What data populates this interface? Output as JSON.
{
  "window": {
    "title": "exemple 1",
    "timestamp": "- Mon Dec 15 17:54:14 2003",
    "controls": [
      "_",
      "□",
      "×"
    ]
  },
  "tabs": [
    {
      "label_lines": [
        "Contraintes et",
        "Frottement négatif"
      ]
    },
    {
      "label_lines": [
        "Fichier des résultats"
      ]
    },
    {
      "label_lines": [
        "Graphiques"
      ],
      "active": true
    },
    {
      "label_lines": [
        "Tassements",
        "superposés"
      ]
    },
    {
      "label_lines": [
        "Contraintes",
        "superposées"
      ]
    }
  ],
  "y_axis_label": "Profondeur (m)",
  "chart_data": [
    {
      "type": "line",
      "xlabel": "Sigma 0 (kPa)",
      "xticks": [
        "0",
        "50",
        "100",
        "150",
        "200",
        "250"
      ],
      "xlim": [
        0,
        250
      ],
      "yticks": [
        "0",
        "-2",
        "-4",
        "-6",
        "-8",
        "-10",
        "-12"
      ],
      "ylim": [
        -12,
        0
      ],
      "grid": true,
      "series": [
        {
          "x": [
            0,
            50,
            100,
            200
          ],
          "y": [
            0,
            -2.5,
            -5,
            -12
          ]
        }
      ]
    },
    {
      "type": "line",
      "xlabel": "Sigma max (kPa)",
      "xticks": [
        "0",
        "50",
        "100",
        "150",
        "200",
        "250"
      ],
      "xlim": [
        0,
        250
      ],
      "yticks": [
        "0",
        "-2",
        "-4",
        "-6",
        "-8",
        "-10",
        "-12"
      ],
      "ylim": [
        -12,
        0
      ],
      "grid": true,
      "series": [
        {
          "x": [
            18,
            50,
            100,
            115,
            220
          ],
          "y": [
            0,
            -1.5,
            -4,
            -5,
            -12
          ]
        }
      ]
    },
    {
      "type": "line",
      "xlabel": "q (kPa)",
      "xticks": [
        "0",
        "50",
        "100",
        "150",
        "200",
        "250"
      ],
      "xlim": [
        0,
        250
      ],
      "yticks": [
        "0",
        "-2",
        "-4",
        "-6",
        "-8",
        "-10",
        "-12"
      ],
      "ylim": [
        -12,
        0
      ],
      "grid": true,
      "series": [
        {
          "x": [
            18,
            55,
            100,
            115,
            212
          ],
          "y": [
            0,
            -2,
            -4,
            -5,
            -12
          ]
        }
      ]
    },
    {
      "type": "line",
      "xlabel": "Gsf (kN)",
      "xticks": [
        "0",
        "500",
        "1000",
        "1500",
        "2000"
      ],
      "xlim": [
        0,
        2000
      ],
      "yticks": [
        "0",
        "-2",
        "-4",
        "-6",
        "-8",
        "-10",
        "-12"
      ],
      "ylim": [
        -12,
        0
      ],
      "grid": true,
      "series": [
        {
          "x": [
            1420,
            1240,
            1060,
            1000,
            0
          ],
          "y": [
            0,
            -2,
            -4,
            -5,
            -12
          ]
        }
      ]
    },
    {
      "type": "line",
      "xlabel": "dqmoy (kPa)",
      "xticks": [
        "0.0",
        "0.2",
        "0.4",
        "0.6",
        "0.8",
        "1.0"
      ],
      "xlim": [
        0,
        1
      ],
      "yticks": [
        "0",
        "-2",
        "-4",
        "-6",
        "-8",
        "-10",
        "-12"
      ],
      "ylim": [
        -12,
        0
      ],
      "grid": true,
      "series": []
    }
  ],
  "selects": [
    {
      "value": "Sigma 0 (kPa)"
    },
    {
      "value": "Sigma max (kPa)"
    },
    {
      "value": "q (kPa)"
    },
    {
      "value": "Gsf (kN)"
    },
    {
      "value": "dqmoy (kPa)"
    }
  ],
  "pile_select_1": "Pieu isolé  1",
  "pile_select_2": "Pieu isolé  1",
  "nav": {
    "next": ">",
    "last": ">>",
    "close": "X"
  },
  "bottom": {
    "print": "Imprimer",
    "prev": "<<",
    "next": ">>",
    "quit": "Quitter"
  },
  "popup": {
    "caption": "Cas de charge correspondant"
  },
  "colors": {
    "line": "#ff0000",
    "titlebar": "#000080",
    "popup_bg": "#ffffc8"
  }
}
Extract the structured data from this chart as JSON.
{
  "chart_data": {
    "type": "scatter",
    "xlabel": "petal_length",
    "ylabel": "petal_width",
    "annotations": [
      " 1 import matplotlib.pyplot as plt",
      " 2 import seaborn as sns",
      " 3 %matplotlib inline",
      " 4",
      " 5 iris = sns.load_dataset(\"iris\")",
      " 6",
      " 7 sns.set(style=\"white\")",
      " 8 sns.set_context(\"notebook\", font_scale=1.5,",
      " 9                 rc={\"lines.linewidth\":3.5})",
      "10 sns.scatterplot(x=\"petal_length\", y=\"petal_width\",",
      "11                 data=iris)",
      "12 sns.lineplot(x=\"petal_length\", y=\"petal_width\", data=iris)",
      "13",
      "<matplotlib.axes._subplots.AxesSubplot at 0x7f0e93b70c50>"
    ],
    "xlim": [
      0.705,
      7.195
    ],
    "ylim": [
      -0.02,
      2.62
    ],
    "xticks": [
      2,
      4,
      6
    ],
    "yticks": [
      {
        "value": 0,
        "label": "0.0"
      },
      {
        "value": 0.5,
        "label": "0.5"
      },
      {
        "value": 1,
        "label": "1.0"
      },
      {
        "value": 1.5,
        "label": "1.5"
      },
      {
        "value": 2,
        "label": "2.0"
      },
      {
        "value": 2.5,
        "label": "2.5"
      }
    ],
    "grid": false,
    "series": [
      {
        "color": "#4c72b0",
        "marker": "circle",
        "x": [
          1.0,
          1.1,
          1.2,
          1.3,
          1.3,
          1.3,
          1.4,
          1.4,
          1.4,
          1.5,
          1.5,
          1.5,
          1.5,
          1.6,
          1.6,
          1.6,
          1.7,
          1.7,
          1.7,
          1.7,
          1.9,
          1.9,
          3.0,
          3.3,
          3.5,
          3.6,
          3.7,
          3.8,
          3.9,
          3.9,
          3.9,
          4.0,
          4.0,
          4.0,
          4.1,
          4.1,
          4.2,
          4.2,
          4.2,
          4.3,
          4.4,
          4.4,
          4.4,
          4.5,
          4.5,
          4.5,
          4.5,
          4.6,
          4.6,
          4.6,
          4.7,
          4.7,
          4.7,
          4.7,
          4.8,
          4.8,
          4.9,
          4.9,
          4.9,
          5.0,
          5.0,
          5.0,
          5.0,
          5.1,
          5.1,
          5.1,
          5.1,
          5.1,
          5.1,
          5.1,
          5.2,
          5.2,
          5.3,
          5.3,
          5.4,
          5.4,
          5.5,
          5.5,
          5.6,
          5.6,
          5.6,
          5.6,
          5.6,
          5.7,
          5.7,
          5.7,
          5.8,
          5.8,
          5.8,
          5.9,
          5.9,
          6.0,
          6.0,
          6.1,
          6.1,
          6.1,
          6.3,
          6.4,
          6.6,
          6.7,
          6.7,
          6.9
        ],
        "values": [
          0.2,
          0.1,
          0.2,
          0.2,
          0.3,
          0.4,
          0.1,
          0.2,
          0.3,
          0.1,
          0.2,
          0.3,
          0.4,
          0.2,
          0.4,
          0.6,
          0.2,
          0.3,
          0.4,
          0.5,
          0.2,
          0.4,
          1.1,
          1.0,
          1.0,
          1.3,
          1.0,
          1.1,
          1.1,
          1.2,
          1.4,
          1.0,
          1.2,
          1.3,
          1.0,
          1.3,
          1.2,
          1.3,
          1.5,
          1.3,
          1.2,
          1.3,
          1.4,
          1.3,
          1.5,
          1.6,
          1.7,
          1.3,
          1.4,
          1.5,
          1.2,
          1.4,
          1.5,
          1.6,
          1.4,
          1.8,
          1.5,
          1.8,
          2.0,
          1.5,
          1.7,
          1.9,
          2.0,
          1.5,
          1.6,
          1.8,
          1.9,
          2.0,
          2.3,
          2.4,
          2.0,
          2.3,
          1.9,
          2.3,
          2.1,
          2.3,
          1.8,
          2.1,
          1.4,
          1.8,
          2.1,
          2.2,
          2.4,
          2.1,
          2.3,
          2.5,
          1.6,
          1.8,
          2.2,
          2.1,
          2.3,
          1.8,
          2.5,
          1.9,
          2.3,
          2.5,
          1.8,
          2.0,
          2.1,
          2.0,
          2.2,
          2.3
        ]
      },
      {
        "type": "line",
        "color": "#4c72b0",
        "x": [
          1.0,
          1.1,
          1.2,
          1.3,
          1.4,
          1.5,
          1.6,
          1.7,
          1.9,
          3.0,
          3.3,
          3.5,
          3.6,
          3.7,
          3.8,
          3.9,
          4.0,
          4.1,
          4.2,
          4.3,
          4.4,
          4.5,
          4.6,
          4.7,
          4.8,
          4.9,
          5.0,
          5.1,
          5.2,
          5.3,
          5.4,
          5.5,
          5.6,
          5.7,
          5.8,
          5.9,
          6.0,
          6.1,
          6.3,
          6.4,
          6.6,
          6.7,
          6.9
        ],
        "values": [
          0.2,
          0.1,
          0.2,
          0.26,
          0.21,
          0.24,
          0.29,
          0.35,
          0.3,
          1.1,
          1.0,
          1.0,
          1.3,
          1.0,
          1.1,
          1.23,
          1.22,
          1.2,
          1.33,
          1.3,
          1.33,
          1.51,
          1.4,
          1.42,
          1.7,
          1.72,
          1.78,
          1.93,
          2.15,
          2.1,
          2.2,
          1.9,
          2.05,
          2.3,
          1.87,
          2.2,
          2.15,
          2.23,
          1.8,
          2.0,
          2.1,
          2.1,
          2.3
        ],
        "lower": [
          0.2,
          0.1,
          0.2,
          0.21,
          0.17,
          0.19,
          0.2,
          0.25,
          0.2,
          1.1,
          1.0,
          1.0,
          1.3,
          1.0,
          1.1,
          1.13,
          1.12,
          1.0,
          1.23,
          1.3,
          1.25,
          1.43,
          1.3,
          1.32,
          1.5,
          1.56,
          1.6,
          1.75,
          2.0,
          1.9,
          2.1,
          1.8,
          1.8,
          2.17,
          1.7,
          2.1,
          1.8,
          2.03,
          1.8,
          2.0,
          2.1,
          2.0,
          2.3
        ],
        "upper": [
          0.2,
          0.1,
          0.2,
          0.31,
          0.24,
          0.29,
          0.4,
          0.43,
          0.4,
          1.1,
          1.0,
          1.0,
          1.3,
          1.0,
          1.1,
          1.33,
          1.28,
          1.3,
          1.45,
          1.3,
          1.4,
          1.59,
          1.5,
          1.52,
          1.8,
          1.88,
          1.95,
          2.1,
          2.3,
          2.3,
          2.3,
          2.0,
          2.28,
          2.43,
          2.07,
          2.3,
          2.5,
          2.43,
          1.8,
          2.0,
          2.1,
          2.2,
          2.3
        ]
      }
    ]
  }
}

——

* **Written task**
List all lines from the entries that include the word "matplotlib".

* **Written solution**
      " 1 import matplotlib.pyplot as plt",
      " 3 %matplotlib inline",
      "<matplotlib.axes._subplots.AxesSubplot at 0x7f0e93b70c50>"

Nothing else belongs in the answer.